# TASK DESCRIPTION:
Where a line below holds the string "name", copy that line.

* * * * *

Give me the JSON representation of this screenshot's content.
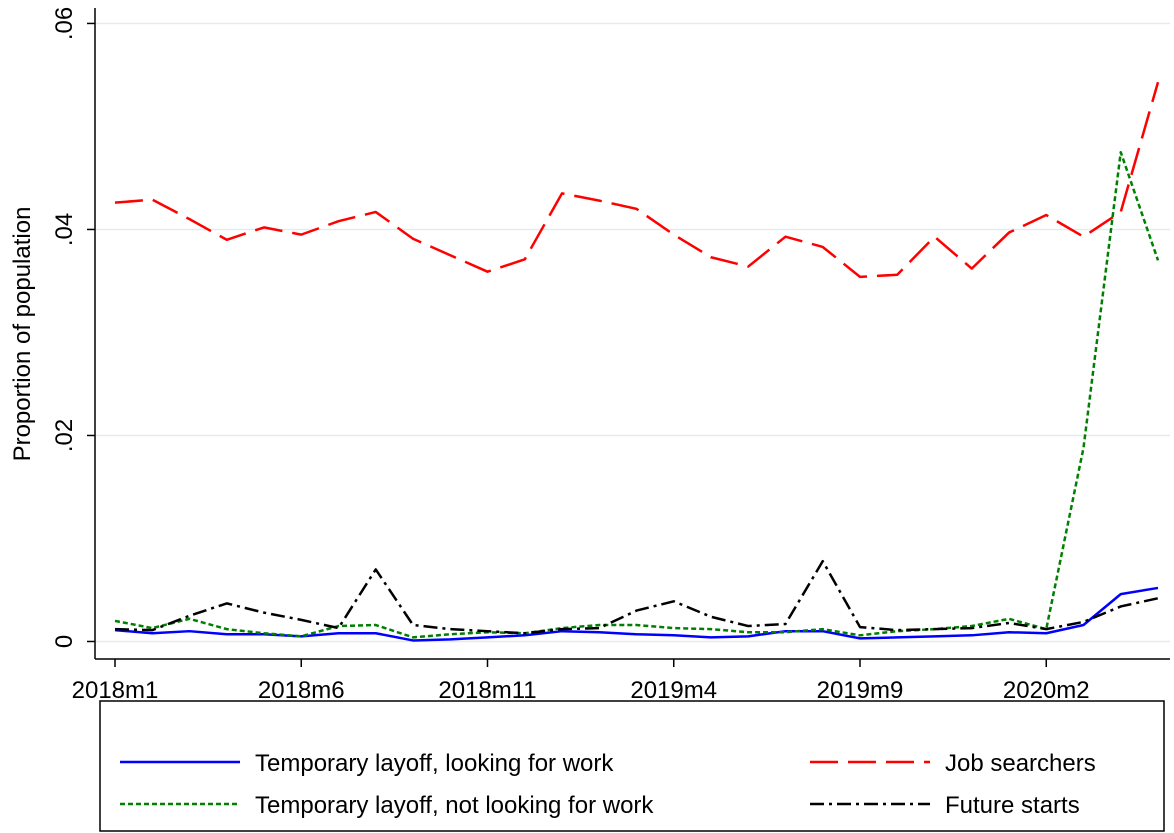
{
  "chart_data": {
    "type": "line",
    "y_label": "Proportion of population",
    "categories": [
      "2018m1",
      null,
      null,
      null,
      null,
      "2018m6",
      null,
      null,
      null,
      null,
      "2018m11",
      null,
      null,
      null,
      null,
      "2019m4",
      null,
      null,
      null,
      null,
      "2019m9",
      null,
      null,
      null,
      null,
      "2020m2",
      null,
      null,
      null
    ],
    "series": [
      {
        "name": "Temporary layoff, looking for work",
        "color": "#0000ff",
        "dash": "none",
        "values": [
          0.0011,
          0.0008,
          0.001,
          0.0007,
          0.0007,
          0.0005,
          0.0008,
          0.0008,
          0.0001,
          0.0002,
          0.0004,
          0.0006,
          0.001,
          0.0009,
          0.0007,
          0.0006,
          0.0004,
          0.0005,
          0.001,
          0.001,
          0.0003,
          0.0004,
          0.0005,
          0.0006,
          0.0009,
          0.0008,
          0.0016,
          0.0046,
          0.0052
        ]
      },
      {
        "name": "Job searchers",
        "color": "#ff0000",
        "dash": "28 10",
        "values": [
          0.0426,
          0.0429,
          0.041,
          0.039,
          0.0402,
          0.0395,
          0.0408,
          0.0417,
          0.0391,
          0.0375,
          0.0359,
          0.0371,
          0.0435,
          0.0428,
          0.042,
          0.0395,
          0.0373,
          0.0364,
          0.0393,
          0.0383,
          0.0354,
          0.0356,
          0.0393,
          0.0362,
          0.0397,
          0.0414,
          0.0393,
          0.0417,
          0.0543
        ]
      },
      {
        "name": "Temporary layoff, not looking for work",
        "color": "#008000",
        "dash": "5 3",
        "values": [
          0.002,
          0.0013,
          0.0022,
          0.0012,
          0.0008,
          0.0005,
          0.0015,
          0.0016,
          0.0004,
          0.0007,
          0.0009,
          0.0008,
          0.0013,
          0.0016,
          0.0016,
          0.0013,
          0.0012,
          0.0009,
          0.0009,
          0.0012,
          0.0006,
          0.001,
          0.0012,
          0.0015,
          0.0022,
          0.0012,
          0.0188,
          0.0475,
          0.037
        ]
      },
      {
        "name": "Future starts",
        "color": "#000000",
        "dash": "14 5 3 5",
        "values": [
          0.0012,
          0.0011,
          0.0025,
          0.0037,
          0.0028,
          0.0021,
          0.0013,
          0.007,
          0.0016,
          0.0012,
          0.001,
          0.0008,
          0.0012,
          0.0013,
          0.003,
          0.0039,
          0.0024,
          0.0015,
          0.0017,
          0.0078,
          0.0014,
          0.0011,
          0.0012,
          0.0013,
          0.0018,
          0.0012,
          0.0019,
          0.0034,
          0.0042
        ]
      }
    ],
    "ylim": [
      -0.0017,
      0.0615
    ],
    "yticks": [
      0,
      {
        "value": 0.02,
        "label": ".02"
      },
      {
        "value": 0.04,
        "label": ".04"
      },
      {
        "value": 0.06,
        "label": ".06"
      }
    ],
    "grid": true,
    "legend": "bottom"
  }
}
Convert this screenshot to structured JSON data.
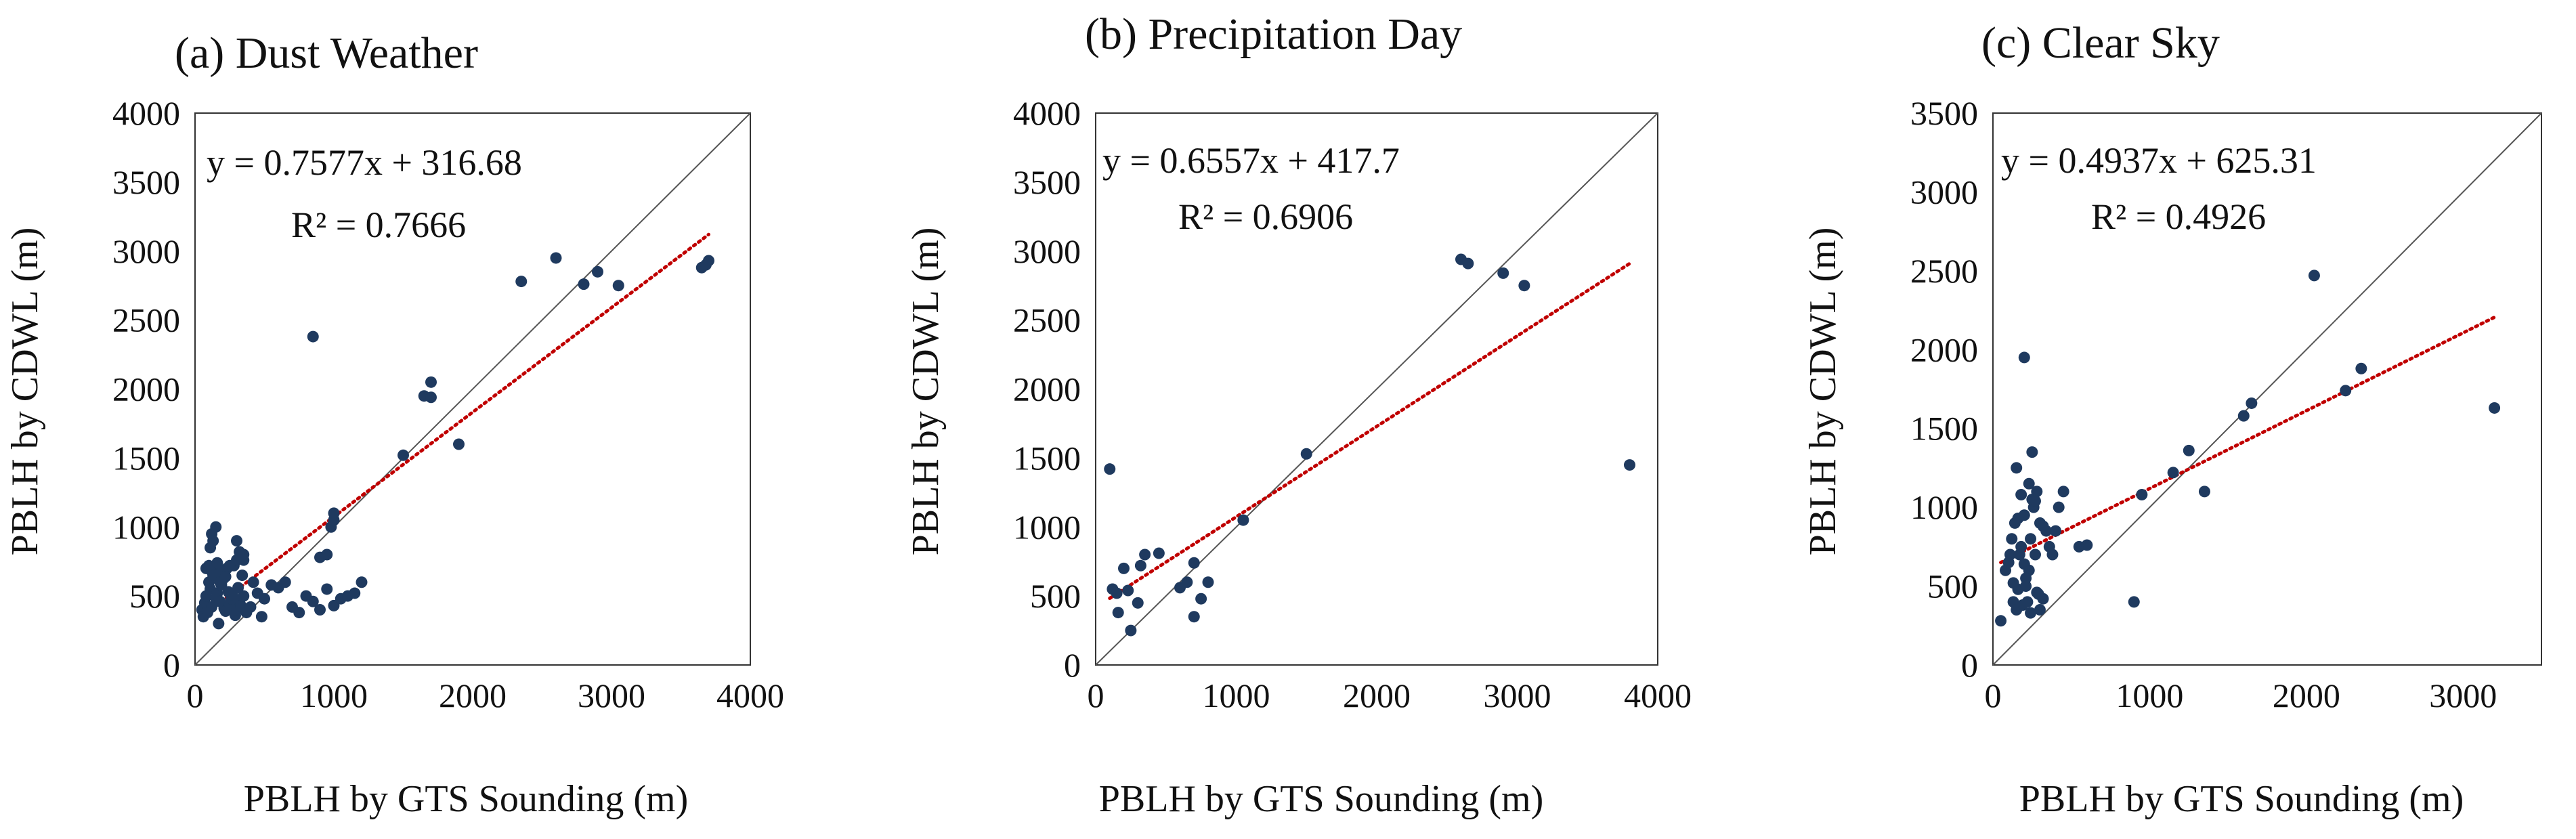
{
  "colors": {
    "point": "#1F3A5F",
    "trend": "#C00000",
    "diagonal": "#555555",
    "frame": "#333333"
  },
  "chart_data": [
    {
      "type": "scatter",
      "title": "(a) Dust Weather",
      "xlabel": "PBLH by GTS Sounding (m)",
      "ylabel": "PBLH by CDWL (m)",
      "xlim": [
        0,
        4000
      ],
      "ylim": [
        0,
        4000
      ],
      "xticks": [
        0,
        1000,
        2000,
        3000,
        4000
      ],
      "yticks": [
        0,
        500,
        1000,
        1500,
        2000,
        2500,
        3000,
        3500,
        4000
      ],
      "grid": false,
      "equation": "y = 0.7577x + 316.68",
      "r2": "R² = 0.7666",
      "trendline": {
        "slope": 0.7577,
        "intercept": 316.68,
        "x_range": [
          50,
          3700
        ]
      },
      "x": [
        50,
        60,
        70,
        80,
        90,
        100,
        110,
        120,
        130,
        140,
        150,
        160,
        170,
        180,
        190,
        200,
        210,
        220,
        230,
        240,
        250,
        260,
        270,
        280,
        290,
        300,
        310,
        320,
        330,
        340,
        350,
        370,
        400,
        420,
        450,
        480,
        500,
        550,
        600,
        650,
        700,
        750,
        800,
        850,
        900,
        950,
        1000,
        1050,
        1100,
        1150,
        1200,
        80,
        100,
        120,
        140,
        160,
        180,
        200,
        220,
        250,
        300,
        350,
        120,
        150,
        130,
        110,
        300,
        320,
        350,
        850,
        900,
        950,
        980,
        1000,
        1000,
        1500,
        1650,
        1700,
        1700,
        1900,
        2350,
        2600,
        2800,
        2900,
        3050,
        3650,
        3700,
        3680
      ],
      "values": [
        400,
        350,
        450,
        500,
        380,
        600,
        550,
        420,
        650,
        700,
        480,
        520,
        300,
        460,
        580,
        620,
        410,
        390,
        700,
        530,
        440,
        480,
        510,
        720,
        360,
        400,
        560,
        470,
        430,
        650,
        500,
        380,
        420,
        600,
        520,
        350,
        480,
        580,
        560,
        600,
        420,
        380,
        500,
        460,
        400,
        550,
        430,
        480,
        500,
        520,
        600,
        700,
        720,
        680,
        650,
        740,
        600,
        680,
        640,
        720,
        760,
        800,
        950,
        1000,
        900,
        850,
        900,
        820,
        760,
        2380,
        780,
        800,
        1000,
        1050,
        1100,
        1520,
        1950,
        2050,
        1940,
        1600,
        2780,
        2950,
        2760,
        2850,
        2750,
        2880,
        2930,
        2900
      ]
    },
    {
      "type": "scatter",
      "title": "(b) Precipitation Day",
      "xlabel": "PBLH by GTS Sounding (m)",
      "ylabel": "PBLH by CDWL (m)",
      "xlim": [
        0,
        4000
      ],
      "ylim": [
        0,
        4000
      ],
      "xticks": [
        0,
        1000,
        2000,
        3000,
        4000
      ],
      "yticks": [
        0,
        500,
        1000,
        1500,
        2000,
        2500,
        3000,
        3500,
        4000
      ],
      "grid": false,
      "equation": "y = 0.6557x + 417.7",
      "r2": "R² = 0.6906",
      "trendline": {
        "slope": 0.6557,
        "intercept": 417.7,
        "x_range": [
          100,
          3800
        ]
      },
      "x": [
        100,
        120,
        150,
        160,
        200,
        230,
        250,
        300,
        320,
        350,
        450,
        600,
        650,
        700,
        700,
        750,
        800,
        1050,
        1500,
        2600,
        2650,
        2900,
        3050,
        3800
      ],
      "values": [
        1420,
        550,
        520,
        380,
        700,
        540,
        250,
        450,
        720,
        800,
        810,
        560,
        600,
        740,
        350,
        480,
        600,
        1050,
        1530,
        2940,
        2910,
        2840,
        2750,
        1450
      ]
    },
    {
      "type": "scatter",
      "title": "(c) Clear Sky",
      "xlabel": "PBLH by GTS Sounding (m)",
      "ylabel": "PBLH by CDWL (m)",
      "xlim": [
        0,
        3500
      ],
      "ylim": [
        0,
        3500
      ],
      "xticks": [
        0,
        1000,
        2000,
        3000
      ],
      "yticks": [
        0,
        500,
        1000,
        1500,
        2000,
        2500,
        3000,
        3500
      ],
      "grid": false,
      "equation": "y = 0.4937x + 625.31",
      "r2": "R² = 0.4926",
      "trendline": {
        "slope": 0.4937,
        "intercept": 625.31,
        "x_range": [
          50,
          3200
        ]
      },
      "x": [
        50,
        80,
        100,
        110,
        120,
        130,
        140,
        150,
        160,
        170,
        180,
        190,
        200,
        210,
        220,
        230,
        240,
        250,
        260,
        270,
        280,
        290,
        300,
        320,
        340,
        360,
        380,
        400,
        420,
        450,
        150,
        180,
        200,
        230,
        250,
        270,
        300,
        320,
        200,
        210,
        240,
        280,
        550,
        600,
        900,
        950,
        1150,
        1250,
        1350,
        1600,
        1650,
        2050,
        2250,
        2350,
        3200,
        130,
        160
      ],
      "values": [
        280,
        600,
        650,
        700,
        800,
        400,
        900,
        350,
        480,
        700,
        750,
        380,
        1950,
        500,
        400,
        600,
        800,
        1350,
        1000,
        700,
        1100,
        450,
        350,
        420,
        850,
        750,
        700,
        850,
        1000,
        1100,
        1250,
        1080,
        950,
        1150,
        1050,
        1040,
        900,
        880,
        640,
        550,
        330,
        460,
        750,
        760,
        400,
        1080,
        1220,
        1360,
        1100,
        1580,
        1660,
        2470,
        1740,
        1880,
        1630,
        520,
        930
      ]
    }
  ]
}
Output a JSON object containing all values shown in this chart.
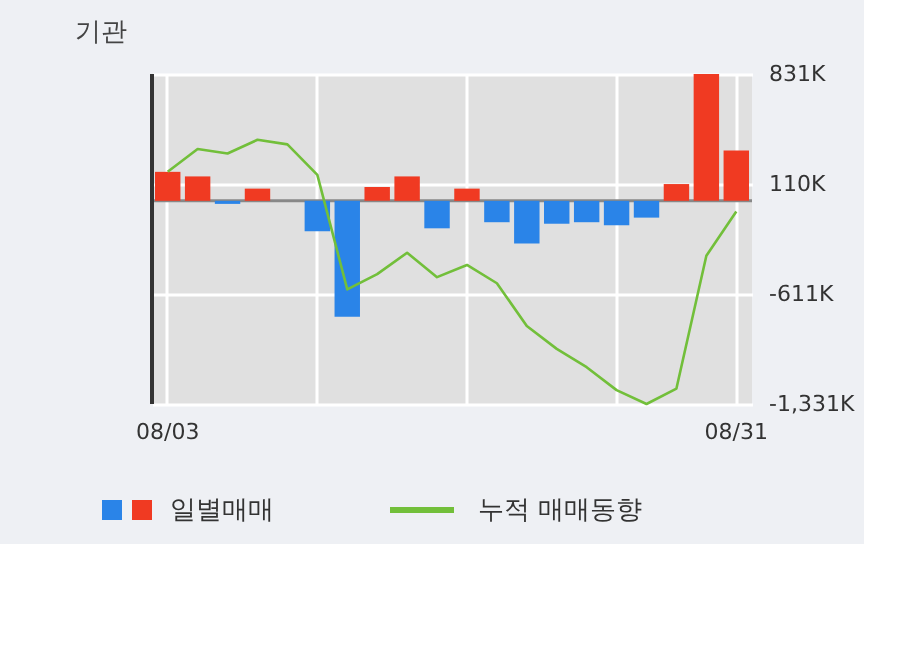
{
  "chart_data": {
    "type": "bar",
    "title": "기관",
    "categories": [
      "08/03",
      null,
      null,
      null,
      null,
      null,
      null,
      null,
      null,
      null,
      null,
      null,
      null,
      null,
      null,
      null,
      null,
      null,
      null,
      "08/31"
    ],
    "series": [
      {
        "name": "일별매매",
        "colors": [
          "#f03a22",
          "#f03a22",
          "#2a84e8",
          "#f03a22",
          "#f03a22",
          "#2a84e8",
          "#2a84e8",
          "#f03a22",
          "#f03a22",
          "#2a84e8",
          "#f03a22",
          "#2a84e8",
          "#2a84e8",
          "#2a84e8",
          "#2a84e8",
          "#2a84e8",
          "#2a84e8",
          "#f03a22",
          "#f03a22",
          "#f03a22"
        ],
        "values": [
          190,
          160,
          -20,
          80,
          0,
          -200,
          -760,
          90,
          160,
          -180,
          80,
          -140,
          -280,
          -150,
          -140,
          -160,
          -110,
          110,
          831,
          330
        ]
      },
      {
        "name": "누적 매매동향",
        "type": "line",
        "color": "#72bf3a",
        "values": [
          190,
          340,
          310,
          400,
          370,
          170,
          -580,
          -480,
          -340,
          -500,
          -420,
          -540,
          -820,
          -970,
          -1090,
          -1240,
          -1331,
          -1230,
          -360,
          -70
        ]
      }
    ],
    "ylim": [
      -1331,
      831
    ],
    "yticks": [
      {
        "value": 831,
        "label": "831K"
      },
      {
        "value": 110,
        "label": "110K"
      },
      {
        "value": -611,
        "label": "-611K"
      },
      {
        "value": -1331,
        "label": "-1,331K"
      }
    ],
    "grid": true,
    "legend": "bottom"
  }
}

* * * * *

# ANSWER TO THIS TASK:
        "name": "Temporary layoff, looking for work",
        "name": "Job searchers",
        "name": "Temporary layoff, not looking for work",
        "name": "Future starts",
        "name": "일별매매",
        "name": "누적 매매동향",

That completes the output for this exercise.